▶ _MATERIAL SHOWN_:
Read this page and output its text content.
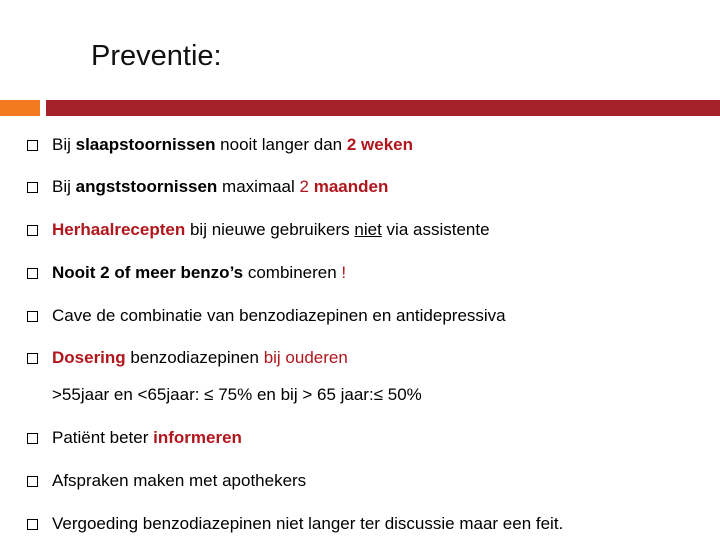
Preventie:
Bij slaapstoornissen nooit langer dan 2 weken
Bij angststoornissen maximaal 2 maanden
Herhaalrecepten bij nieuwe gebruikers niet via assistente
Nooit 2 of meer benzo’s combineren !
Cave de combinatie van benzodiazepinen en antidepressiva
Dosering benzodiazepinen bij ouderen
Patiënt beter informeren
Afspraken maken met apothekers
Vergoeding benzodiazepinen niet langer ter discussie maar een feit.
>55jaar en <65jaar: ≤ 75% en bij > 65 jaar:≤ 50%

▶ _EXERCISE GOAL_: Please write out all of the material above without changing a word, and omit any pictures.

▶ _RESULT FOR THIS EXERCISE_:
Read this page and output its text content.
Preventie:
Bij slaapstoornissen nooit langer dan 2 weken
Bij angststoornissen maximaal 2 maanden
Herhaalrecepten bij nieuwe gebruikers niet via assistente
Nooit 2 of meer benzo’s combineren !
Cave de combinatie van benzodiazepinen en antidepressiva
Dosering benzodiazepinen bij ouderen
Patiënt beter informeren
Afspraken maken met apothekers
Vergoeding benzodiazepinen niet langer ter discussie maar een feit.
>55jaar en <65jaar: ≤ 75% en bij > 65 jaar:≤ 50%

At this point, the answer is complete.